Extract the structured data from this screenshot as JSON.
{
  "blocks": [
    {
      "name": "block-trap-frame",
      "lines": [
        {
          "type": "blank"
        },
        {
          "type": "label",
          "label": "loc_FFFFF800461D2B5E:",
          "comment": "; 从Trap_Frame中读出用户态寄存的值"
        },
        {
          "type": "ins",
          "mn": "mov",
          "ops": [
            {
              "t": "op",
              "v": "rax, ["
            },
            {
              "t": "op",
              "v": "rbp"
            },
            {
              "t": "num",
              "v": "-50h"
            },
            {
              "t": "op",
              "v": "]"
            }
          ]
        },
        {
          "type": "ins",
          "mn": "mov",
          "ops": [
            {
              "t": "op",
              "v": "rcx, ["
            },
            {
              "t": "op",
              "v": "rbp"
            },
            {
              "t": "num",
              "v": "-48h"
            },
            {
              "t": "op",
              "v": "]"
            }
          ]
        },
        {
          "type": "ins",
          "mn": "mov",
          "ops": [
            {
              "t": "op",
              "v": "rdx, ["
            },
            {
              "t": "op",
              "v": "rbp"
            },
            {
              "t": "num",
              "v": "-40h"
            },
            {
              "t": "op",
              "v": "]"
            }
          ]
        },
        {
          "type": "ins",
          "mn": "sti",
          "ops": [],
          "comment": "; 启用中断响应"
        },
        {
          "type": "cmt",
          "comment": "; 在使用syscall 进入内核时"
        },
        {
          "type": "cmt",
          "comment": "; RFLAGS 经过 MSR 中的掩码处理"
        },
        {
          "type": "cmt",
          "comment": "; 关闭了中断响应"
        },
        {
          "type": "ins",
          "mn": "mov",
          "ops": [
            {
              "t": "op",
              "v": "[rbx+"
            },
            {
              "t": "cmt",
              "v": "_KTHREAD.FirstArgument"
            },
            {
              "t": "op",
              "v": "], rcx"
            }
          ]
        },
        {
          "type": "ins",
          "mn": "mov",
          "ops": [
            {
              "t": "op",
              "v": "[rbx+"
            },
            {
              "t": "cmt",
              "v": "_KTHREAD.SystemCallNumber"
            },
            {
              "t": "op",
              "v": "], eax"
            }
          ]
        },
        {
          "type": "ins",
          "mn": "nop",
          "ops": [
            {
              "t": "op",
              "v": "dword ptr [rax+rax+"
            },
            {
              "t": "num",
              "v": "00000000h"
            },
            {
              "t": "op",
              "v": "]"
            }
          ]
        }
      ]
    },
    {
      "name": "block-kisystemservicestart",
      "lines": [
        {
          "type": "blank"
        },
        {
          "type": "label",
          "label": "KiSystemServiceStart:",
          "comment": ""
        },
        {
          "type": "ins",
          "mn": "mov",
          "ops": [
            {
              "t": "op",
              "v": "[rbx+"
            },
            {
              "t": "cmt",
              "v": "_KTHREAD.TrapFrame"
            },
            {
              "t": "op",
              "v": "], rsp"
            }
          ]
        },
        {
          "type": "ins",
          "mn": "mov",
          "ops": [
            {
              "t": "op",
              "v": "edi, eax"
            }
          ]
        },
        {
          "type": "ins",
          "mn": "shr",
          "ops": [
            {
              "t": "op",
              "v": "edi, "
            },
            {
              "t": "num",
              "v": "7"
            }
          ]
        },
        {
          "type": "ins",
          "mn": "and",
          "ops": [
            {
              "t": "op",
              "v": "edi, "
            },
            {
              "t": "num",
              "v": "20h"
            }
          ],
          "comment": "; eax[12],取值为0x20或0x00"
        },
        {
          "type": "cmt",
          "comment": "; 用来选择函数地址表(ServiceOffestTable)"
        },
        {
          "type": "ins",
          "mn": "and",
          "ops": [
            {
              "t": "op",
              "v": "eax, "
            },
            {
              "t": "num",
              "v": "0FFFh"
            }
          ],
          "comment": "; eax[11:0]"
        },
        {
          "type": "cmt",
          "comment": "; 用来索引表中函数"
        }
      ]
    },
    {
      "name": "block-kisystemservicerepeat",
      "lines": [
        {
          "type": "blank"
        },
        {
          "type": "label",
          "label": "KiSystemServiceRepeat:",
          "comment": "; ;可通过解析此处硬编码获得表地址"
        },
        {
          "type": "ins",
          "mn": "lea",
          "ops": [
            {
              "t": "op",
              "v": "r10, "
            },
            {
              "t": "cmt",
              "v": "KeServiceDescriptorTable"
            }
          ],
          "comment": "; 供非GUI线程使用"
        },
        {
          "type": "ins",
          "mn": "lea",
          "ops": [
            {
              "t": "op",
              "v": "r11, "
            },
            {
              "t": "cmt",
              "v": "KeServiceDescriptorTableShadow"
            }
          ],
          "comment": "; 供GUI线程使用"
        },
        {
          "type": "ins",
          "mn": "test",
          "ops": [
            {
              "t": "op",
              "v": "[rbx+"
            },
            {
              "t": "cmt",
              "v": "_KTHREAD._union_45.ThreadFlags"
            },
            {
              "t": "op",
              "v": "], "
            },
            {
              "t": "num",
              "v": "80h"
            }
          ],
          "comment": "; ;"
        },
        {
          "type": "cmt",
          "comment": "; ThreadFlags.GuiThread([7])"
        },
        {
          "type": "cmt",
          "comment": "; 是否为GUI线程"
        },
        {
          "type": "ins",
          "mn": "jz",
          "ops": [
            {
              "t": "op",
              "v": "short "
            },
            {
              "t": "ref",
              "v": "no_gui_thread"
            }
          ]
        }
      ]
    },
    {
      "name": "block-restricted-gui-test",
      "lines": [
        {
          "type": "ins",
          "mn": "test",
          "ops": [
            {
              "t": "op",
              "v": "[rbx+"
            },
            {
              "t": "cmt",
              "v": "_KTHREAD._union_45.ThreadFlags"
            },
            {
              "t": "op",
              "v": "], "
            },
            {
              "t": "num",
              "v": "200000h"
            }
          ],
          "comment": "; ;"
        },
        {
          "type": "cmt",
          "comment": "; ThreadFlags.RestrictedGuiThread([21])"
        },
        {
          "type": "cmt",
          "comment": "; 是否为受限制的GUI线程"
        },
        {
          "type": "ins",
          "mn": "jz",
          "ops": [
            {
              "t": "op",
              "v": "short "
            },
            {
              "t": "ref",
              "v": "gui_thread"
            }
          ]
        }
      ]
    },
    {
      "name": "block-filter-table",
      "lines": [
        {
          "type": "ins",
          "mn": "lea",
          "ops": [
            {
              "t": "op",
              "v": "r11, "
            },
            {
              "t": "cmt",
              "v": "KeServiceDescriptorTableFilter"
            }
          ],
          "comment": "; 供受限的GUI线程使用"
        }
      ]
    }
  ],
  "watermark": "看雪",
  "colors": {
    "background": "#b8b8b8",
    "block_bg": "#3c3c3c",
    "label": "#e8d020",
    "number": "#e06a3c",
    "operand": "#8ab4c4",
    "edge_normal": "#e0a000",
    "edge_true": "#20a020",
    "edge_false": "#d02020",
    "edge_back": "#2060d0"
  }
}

### Aim of the task
Each of the records should be retyped exactly.

### Solution to this task
Extract the structured data from this screenshot as JSON.
{
  "blocks": [
    {
      "name": "block-trap-frame",
      "lines": [
        {
          "type": "blank"
        },
        {
          "type": "label",
          "label": "loc_FFFFF800461D2B5E:",
          "comment": "; 从Trap_Frame中读出用户态寄存的值"
        },
        {
          "type": "ins",
          "mn": "mov",
          "ops": [
            {
              "t": "op",
              "v": "rax, ["
            },
            {
              "t": "op",
              "v": "rbp"
            },
            {
              "t": "num",
              "v": "-50h"
            },
            {
              "t": "op",
              "v": "]"
            }
          ]
        },
        {
          "type": "ins",
          "mn": "mov",
          "ops": [
            {
              "t": "op",
              "v": "rcx, ["
            },
            {
              "t": "op",
              "v": "rbp"
            },
            {
              "t": "num",
              "v": "-48h"
            },
            {
              "t": "op",
              "v": "]"
            }
          ]
        },
        {
          "type": "ins",
          "mn": "mov",
          "ops": [
            {
              "t": "op",
              "v": "rdx, ["
            },
            {
              "t": "op",
              "v": "rbp"
            },
            {
              "t": "num",
              "v": "-40h"
            },
            {
              "t": "op",
              "v": "]"
            }
          ]
        },
        {
          "type": "ins",
          "mn": "sti",
          "ops": [],
          "comment": "; 启用中断响应"
        },
        {
          "type": "cmt",
          "comment": "; 在使用syscall 进入内核时"
        },
        {
          "type": "cmt",
          "comment": "; RFLAGS 经过 MSR 中的掩码处理"
        },
        {
          "type": "cmt",
          "comment": "; 关闭了中断响应"
        },
        {
          "type": "ins",
          "mn": "mov",
          "ops": [
            {
              "t": "op",
              "v": "[rbx+"
            },
            {
              "t": "cmt",
              "v": "_KTHREAD.FirstArgument"
            },
            {
              "t": "op",
              "v": "], rcx"
            }
          ]
        },
        {
          "type": "ins",
          "mn": "mov",
          "ops": [
            {
              "t": "op",
              "v": "[rbx+"
            },
            {
              "t": "cmt",
              "v": "_KTHREAD.SystemCallNumber"
            },
            {
              "t": "op",
              "v": "], eax"
            }
          ]
        },
        {
          "type": "ins",
          "mn": "nop",
          "ops": [
            {
              "t": "op",
              "v": "dword ptr [rax+rax+"
            },
            {
              "t": "num",
              "v": "00000000h"
            },
            {
              "t": "op",
              "v": "]"
            }
          ]
        }
      ]
    },
    {
      "name": "block-kisystemservicestart",
      "lines": [
        {
          "type": "blank"
        },
        {
          "type": "label",
          "label": "KiSystemServiceStart:",
          "comment": ""
        },
        {
          "type": "ins",
          "mn": "mov",
          "ops": [
            {
              "t": "op",
              "v": "[rbx+"
            },
            {
              "t": "cmt",
              "v": "_KTHREAD.TrapFrame"
            },
            {
              "t": "op",
              "v": "], rsp"
            }
          ]
        },
        {
          "type": "ins",
          "mn": "mov",
          "ops": [
            {
              "t": "op",
              "v": "edi, eax"
            }
          ]
        },
        {
          "type": "ins",
          "mn": "shr",
          "ops": [
            {
              "t": "op",
              "v": "edi, "
            },
            {
              "t": "num",
              "v": "7"
            }
          ]
        },
        {
          "type": "ins",
          "mn": "and",
          "ops": [
            {
              "t": "op",
              "v": "edi, "
            },
            {
              "t": "num",
              "v": "20h"
            }
          ],
          "comment": "; eax[12],取值为0x20或0x00"
        },
        {
          "type": "cmt",
          "comment": "; 用来选择函数地址表(ServiceOffestTable)"
        },
        {
          "type": "ins",
          "mn": "and",
          "ops": [
            {
              "t": "op",
              "v": "eax, "
            },
            {
              "t": "num",
              "v": "0FFFh"
            }
          ],
          "comment": "; eax[11:0]"
        },
        {
          "type": "cmt",
          "comment": "; 用来索引表中函数"
        }
      ]
    },
    {
      "name": "block-kisystemservicerepeat",
      "lines": [
        {
          "type": "blank"
        },
        {
          "type": "label",
          "label": "KiSystemServiceRepeat:",
          "comment": "; ;可通过解析此处硬编码获得表地址"
        },
        {
          "type": "ins",
          "mn": "lea",
          "ops": [
            {
              "t": "op",
              "v": "r10, "
            },
            {
              "t": "cmt",
              "v": "KeServiceDescriptorTable"
            }
          ],
          "comment": "; 供非GUI线程使用"
        },
        {
          "type": "ins",
          "mn": "lea",
          "ops": [
            {
              "t": "op",
              "v": "r11, "
            },
            {
              "t": "cmt",
              "v": "KeServiceDescriptorTableShadow"
            }
          ],
          "comment": "; 供GUI线程使用"
        },
        {
          "type": "ins",
          "mn": "test",
          "ops": [
            {
              "t": "op",
              "v": "[rbx+"
            },
            {
              "t": "cmt",
              "v": "_KTHREAD._union_45.ThreadFlags"
            },
            {
              "t": "op",
              "v": "], "
            },
            {
              "t": "num",
              "v": "80h"
            }
          ],
          "comment": "; ;"
        },
        {
          "type": "cmt",
          "comment": "; ThreadFlags.GuiThread([7])"
        },
        {
          "type": "cmt",
          "comment": "; 是否为GUI线程"
        },
        {
          "type": "ins",
          "mn": "jz",
          "ops": [
            {
              "t": "op",
              "v": "short "
            },
            {
              "t": "ref",
              "v": "no_gui_thread"
            }
          ]
        }
      ]
    },
    {
      "name": "block-restricted-gui-test",
      "lines": [
        {
          "type": "ins",
          "mn": "test",
          "ops": [
            {
              "t": "op",
              "v": "[rbx+"
            },
            {
              "t": "cmt",
              "v": "_KTHREAD._union_45.ThreadFlags"
            },
            {
              "t": "op",
              "v": "], "
            },
            {
              "t": "num",
              "v": "200000h"
            }
          ],
          "comment": "; ;"
        },
        {
          "type": "cmt",
          "comment": "; ThreadFlags.RestrictedGuiThread([21])"
        },
        {
          "type": "cmt",
          "comment": "; 是否为受限制的GUI线程"
        },
        {
          "type": "ins",
          "mn": "jz",
          "ops": [
            {
              "t": "op",
              "v": "short "
            },
            {
              "t": "ref",
              "v": "gui_thread"
            }
          ]
        }
      ]
    },
    {
      "name": "block-filter-table",
      "lines": [
        {
          "type": "ins",
          "mn": "lea",
          "ops": [
            {
              "t": "op",
              "v": "r11, "
            },
            {
              "t": "cmt",
              "v": "KeServiceDescriptorTableFilter"
            }
          ],
          "comment": "; 供受限的GUI线程使用"
        }
      ]
    }
  ],
  "watermark": "看雪",
  "colors": {
    "background": "#b8b8b8",
    "block_bg": "#3c3c3c",
    "label": "#e8d020",
    "number": "#e06a3c",
    "operand": "#8ab4c4",
    "edge_normal": "#e0a000",
    "edge_true": "#20a020",
    "edge_false": "#d02020",
    "edge_back": "#2060d0"
  }
}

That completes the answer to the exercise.